- Short task:
Copy every line, leaving nothing out and adding nothing.

━━━━━━━━━━━━━━━━

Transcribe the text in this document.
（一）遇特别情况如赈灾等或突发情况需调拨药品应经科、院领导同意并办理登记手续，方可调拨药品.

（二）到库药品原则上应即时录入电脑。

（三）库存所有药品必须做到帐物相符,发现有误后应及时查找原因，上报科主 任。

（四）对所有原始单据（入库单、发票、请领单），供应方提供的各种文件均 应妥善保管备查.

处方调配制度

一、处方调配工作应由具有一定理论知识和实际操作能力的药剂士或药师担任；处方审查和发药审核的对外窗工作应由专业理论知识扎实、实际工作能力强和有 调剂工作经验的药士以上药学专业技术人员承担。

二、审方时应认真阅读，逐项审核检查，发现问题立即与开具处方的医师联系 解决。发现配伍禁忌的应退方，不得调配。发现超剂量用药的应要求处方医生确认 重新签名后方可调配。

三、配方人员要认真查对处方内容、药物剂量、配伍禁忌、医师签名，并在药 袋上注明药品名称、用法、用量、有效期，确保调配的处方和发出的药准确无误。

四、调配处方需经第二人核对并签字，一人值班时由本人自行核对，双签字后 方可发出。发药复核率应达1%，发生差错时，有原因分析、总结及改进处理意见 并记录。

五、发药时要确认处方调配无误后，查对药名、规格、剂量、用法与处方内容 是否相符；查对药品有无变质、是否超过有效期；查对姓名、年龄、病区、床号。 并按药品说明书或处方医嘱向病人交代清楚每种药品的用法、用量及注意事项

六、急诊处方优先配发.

━━━━━━━━━━━━━━━━

- Output of the exercise:
Transcribe the text in this document.
（一）遇特别情况如赈灾等或突发情况需调拨药品应经科、院领导同意并办理登记手续，方可调拨药品.

（二）到库药品原则上应即时录入电脑。

（三）库存所有药品必须做到帐物相符,发现有误后应及时查找原因，上报科主 任。

（四）对所有原始单据（入库单、发票、请领单），供应方提供的各种文件均 应妥善保管备查.

处方调配制度

一、处方调配工作应由具有一定理论知识和实际操作能力的药剂士或药师担任；处方审查和发药审核的对外窗工作应由专业理论知识扎实、实际工作能力强和有 调剂工作经验的药士以上药学专业技术人员承担。

二、审方时应认真阅读，逐项审核检查，发现问题立即与开具处方的医师联系 解决。发现配伍禁忌的应退方，不得调配。发现超剂量用药的应要求处方医生确认 重新签名后方可调配。

三、配方人员要认真查对处方内容、药物剂量、配伍禁忌、医师签名，并在药 袋上注明药品名称、用法、用量、有效期，确保调配的处方和发出的药准确无误。

四、调配处方需经第二人核对并签字，一人值班时由本人自行核对，双签字后 方可发出。发药复核率应达1%，发生差错时，有原因分析、总结及改进处理意见 并记录。

五、发药时要确认处方调配无误后，查对药名、规格、剂量、用法与处方内容 是否相符；查对药品有无变质、是否超过有效期；查对姓名、年龄、病区、床号。 并按药品说明书或处方医嘱向病人交代清楚每种药品的用法、用量及注意事项

六、急诊处方优先配发.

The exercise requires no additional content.